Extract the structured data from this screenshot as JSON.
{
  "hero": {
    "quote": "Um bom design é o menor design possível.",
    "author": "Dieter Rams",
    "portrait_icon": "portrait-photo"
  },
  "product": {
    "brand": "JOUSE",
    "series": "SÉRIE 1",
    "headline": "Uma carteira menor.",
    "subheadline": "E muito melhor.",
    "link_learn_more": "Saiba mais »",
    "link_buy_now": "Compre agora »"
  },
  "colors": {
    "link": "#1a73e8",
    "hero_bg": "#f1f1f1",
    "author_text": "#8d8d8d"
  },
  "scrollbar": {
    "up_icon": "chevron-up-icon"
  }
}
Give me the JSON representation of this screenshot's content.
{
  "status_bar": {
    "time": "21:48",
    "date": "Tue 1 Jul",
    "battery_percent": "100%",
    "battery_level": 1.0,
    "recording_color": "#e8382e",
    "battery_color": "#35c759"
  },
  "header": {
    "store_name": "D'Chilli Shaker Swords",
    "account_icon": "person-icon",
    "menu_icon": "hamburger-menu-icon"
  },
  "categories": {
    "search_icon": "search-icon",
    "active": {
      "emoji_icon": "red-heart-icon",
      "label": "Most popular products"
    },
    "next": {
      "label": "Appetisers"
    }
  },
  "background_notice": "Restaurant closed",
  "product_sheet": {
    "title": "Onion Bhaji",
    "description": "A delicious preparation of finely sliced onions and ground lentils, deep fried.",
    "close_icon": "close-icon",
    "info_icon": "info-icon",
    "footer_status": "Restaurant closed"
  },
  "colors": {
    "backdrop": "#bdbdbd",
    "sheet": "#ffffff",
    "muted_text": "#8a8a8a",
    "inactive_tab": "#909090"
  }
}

### EXERCISE
Copy all of the data exactly.

### SOLUTION BELOW
Extract the structured data from this screenshot as JSON.
{
  "hero": {
    "quote": "Um bom design é o menor design possível.",
    "author": "Dieter Rams",
    "portrait_icon": "portrait-photo"
  },
  "product": {
    "brand": "JOUSE",
    "series": "SÉRIE 1",
    "headline": "Uma carteira menor.",
    "subheadline": "E muito melhor.",
    "link_learn_more": "Saiba mais »",
    "link_buy_now": "Compre agora »"
  },
  "colors": {
    "link": "#1a73e8",
    "hero_bg": "#f1f1f1",
    "author_text": "#8d8d8d"
  },
  "scrollbar": {
    "up_icon": "chevron-up-icon"
  }
}
Give me the JSON representation of this screenshot's content.
{
  "status_bar": {
    "time": "21:48",
    "date": "Tue 1 Jul",
    "battery_percent": "100%",
    "battery_level": 1.0,
    "recording_color": "#e8382e",
    "battery_color": "#35c759"
  },
  "header": {
    "store_name": "D'Chilli Shaker Swords",
    "account_icon": "person-icon",
    "menu_icon": "hamburger-menu-icon"
  },
  "categories": {
    "search_icon": "search-icon",
    "active": {
      "emoji_icon": "red-heart-icon",
      "label": "Most popular products"
    },
    "next": {
      "label": "Appetisers"
    }
  },
  "background_notice": "Restaurant closed",
  "product_sheet": {
    "title": "Onion Bhaji",
    "description": "A delicious preparation of finely sliced onions and ground lentils, deep fried.",
    "close_icon": "close-icon",
    "info_icon": "info-icon",
    "footer_status": "Restaurant closed"
  },
  "colors": {
    "backdrop": "#bdbdbd",
    "sheet": "#ffffff",
    "muted_text": "#8a8a8a",
    "inactive_tab": "#909090"
  }
}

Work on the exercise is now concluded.